AIM OF THE EXERCISE — Retype the material that follows, keeping every word as it is.

— Start of INFORMATION SUPPLIED —

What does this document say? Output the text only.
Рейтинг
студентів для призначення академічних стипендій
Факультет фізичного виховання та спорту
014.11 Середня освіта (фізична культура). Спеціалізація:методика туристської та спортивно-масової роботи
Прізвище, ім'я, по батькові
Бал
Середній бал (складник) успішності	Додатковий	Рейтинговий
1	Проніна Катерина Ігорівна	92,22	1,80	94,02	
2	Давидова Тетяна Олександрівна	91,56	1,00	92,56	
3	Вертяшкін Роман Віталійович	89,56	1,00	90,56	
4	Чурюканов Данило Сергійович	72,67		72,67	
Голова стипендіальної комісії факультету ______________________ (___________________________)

— End of INFORMATION SUPPLIED —

SOLUTION TO THIS EXERCISE —
What does this document say? Output the text only.
Рейтинг
студентів для призначення академічних стипендій
Факультет фізичного виховання та спорту
014.11 Середня освіта (фізична культура). Спеціалізація:методика туристської та спортивно-масової роботи
Прізвище, ім'я, по батькові
Бал
Середній бал (складник) успішності	Додатковий	Рейтинговий
1	Проніна Катерина Ігорівна	92,22	1,80	94,02	
2	Давидова Тетяна Олександрівна	91,56	1,00	92,56	
3	Вертяшкін Роман Віталійович	89,56	1,00	90,56	
4	Чурюканов Данило Сергійович	72,67		72,67	
Голова стипендіальної комісії факультету ______________________ (___________________________)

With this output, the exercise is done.